### [PROBLEM]
Quote every line of the material beneath this one.

### [INPUT FOR THIS TASK]

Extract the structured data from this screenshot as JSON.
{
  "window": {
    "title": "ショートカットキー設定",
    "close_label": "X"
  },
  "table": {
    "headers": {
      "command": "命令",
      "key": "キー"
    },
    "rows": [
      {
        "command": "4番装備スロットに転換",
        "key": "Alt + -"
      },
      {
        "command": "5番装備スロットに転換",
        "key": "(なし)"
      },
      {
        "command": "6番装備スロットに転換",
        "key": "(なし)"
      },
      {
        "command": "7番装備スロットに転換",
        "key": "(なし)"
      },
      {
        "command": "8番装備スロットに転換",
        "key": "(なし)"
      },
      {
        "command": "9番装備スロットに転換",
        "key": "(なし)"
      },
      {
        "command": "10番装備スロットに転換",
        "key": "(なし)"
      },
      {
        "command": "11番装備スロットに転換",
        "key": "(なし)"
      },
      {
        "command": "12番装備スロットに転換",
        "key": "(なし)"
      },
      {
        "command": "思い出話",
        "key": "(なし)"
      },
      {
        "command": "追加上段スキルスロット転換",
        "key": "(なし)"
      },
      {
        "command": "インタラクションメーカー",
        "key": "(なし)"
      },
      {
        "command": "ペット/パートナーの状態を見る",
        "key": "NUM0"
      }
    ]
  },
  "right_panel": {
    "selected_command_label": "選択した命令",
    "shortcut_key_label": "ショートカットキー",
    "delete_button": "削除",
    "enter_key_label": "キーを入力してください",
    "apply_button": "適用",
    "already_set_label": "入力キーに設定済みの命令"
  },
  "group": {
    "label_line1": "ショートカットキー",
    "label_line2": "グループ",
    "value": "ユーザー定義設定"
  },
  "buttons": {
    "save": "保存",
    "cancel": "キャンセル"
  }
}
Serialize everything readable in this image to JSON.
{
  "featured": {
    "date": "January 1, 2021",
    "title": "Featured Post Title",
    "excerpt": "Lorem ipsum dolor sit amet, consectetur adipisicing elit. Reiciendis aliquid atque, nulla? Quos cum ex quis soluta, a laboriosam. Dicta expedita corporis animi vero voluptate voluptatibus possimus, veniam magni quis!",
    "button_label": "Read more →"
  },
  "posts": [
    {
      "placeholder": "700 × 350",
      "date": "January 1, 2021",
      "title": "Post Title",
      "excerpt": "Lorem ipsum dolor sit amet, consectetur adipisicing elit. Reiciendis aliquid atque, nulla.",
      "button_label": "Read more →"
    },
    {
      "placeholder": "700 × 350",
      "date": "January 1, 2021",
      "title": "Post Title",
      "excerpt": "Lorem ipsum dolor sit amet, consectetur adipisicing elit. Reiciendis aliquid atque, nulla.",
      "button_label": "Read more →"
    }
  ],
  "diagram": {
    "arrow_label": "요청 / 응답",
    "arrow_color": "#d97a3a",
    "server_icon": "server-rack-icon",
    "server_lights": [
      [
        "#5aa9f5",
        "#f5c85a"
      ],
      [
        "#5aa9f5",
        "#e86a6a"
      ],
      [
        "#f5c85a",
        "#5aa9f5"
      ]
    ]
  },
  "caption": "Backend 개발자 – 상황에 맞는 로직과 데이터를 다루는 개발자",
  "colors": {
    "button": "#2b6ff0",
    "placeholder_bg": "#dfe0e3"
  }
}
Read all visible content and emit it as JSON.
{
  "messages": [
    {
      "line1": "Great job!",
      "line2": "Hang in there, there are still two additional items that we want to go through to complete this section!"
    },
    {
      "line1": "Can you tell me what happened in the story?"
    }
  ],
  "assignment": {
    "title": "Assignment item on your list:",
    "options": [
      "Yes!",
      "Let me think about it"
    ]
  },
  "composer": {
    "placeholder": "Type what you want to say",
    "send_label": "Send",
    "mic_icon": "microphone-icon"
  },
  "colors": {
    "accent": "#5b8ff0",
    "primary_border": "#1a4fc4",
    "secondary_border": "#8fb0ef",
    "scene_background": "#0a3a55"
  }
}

### [RESPONSE FOR THIS EXERCISE]
Extract the structured data from this screenshot as JSON.
{
  "window": {
    "title": "ショートカットキー設定",
    "close_label": "X"
  },
  "table": {
    "headers": {
      "command": "命令",
      "key": "キー"
    },
    "rows": [
      {
        "command": "4番装備スロットに転換",
        "key": "Alt + -"
      },
      {
        "command": "5番装備スロットに転換",
        "key": "(なし)"
      },
      {
        "command": "6番装備スロットに転換",
        "key": "(なし)"
      },
      {
        "command": "7番装備スロットに転換",
        "key": "(なし)"
      },
      {
        "command": "8番装備スロットに転換",
        "key": "(なし)"
      },
      {
        "command": "9番装備スロットに転換",
        "key": "(なし)"
      },
      {
        "command": "10番装備スロットに転換",
        "key": "(なし)"
      },
      {
        "command": "11番装備スロットに転換",
        "key": "(なし)"
      },
      {
        "command": "12番装備スロットに転換",
        "key": "(なし)"
      },
      {
        "command": "思い出話",
        "key": "(なし)"
      },
      {
        "command": "追加上段スキルスロット転換",
        "key": "(なし)"
      },
      {
        "command": "インタラクションメーカー",
        "key": "(なし)"
      },
      {
        "command": "ペット/パートナーの状態を見る",
        "key": "NUM0"
      }
    ]
  },
  "right_panel": {
    "selected_command_label": "選択した命令",
    "shortcut_key_label": "ショートカットキー",
    "delete_button": "削除",
    "enter_key_label": "キーを入力してください",
    "apply_button": "適用",
    "already_set_label": "入力キーに設定済みの命令"
  },
  "group": {
    "label_line1": "ショートカットキー",
    "label_line2": "グループ",
    "value": "ユーザー定義設定"
  },
  "buttons": {
    "save": "保存",
    "cancel": "キャンセル"
  }
}
Serialize everything readable in this image to JSON.
{
  "featured": {
    "date": "January 1, 2021",
    "title": "Featured Post Title",
    "excerpt": "Lorem ipsum dolor sit amet, consectetur adipisicing elit. Reiciendis aliquid atque, nulla? Quos cum ex quis soluta, a laboriosam. Dicta expedita corporis animi vero voluptate voluptatibus possimus, veniam magni quis!",
    "button_label": "Read more →"
  },
  "posts": [
    {
      "placeholder": "700 × 350",
      "date": "January 1, 2021",
      "title": "Post Title",
      "excerpt": "Lorem ipsum dolor sit amet, consectetur adipisicing elit. Reiciendis aliquid atque, nulla.",
      "button_label": "Read more →"
    },
    {
      "placeholder": "700 × 350",
      "date": "January 1, 2021",
      "title": "Post Title",
      "excerpt": "Lorem ipsum dolor sit amet, consectetur adipisicing elit. Reiciendis aliquid atque, nulla.",
      "button_label": "Read more →"
    }
  ],
  "diagram": {
    "arrow_label": "요청 / 응답",
    "arrow_color": "#d97a3a",
    "server_icon": "server-rack-icon",
    "server_lights": [
      [
        "#5aa9f5",
        "#f5c85a"
      ],
      [
        "#5aa9f5",
        "#e86a6a"
      ],
      [
        "#f5c85a",
        "#5aa9f5"
      ]
    ]
  },
  "caption": "Backend 개발자 – 상황에 맞는 로직과 데이터를 다루는 개발자",
  "colors": {
    "button": "#2b6ff0",
    "placeholder_bg": "#dfe0e3"
  }
}
Read all visible content and emit it as JSON.
{
  "messages": [
    {
      "line1": "Great job!",
      "line2": "Hang in there, there are still two additional items that we want to go through to complete this section!"
    },
    {
      "line1": "Can you tell me what happened in the story?"
    }
  ],
  "assignment": {
    "title": "Assignment item on your list:",
    "options": [
      "Yes!",
      "Let me think about it"
    ]
  },
  "composer": {
    "placeholder": "Type what you want to say",
    "send_label": "Send",
    "mic_icon": "microphone-icon"
  },
  "colors": {
    "accent": "#5b8ff0",
    "primary_border": "#1a4fc4",
    "secondary_border": "#8fb0ef",
    "scene_background": "#0a3a55"
  }
}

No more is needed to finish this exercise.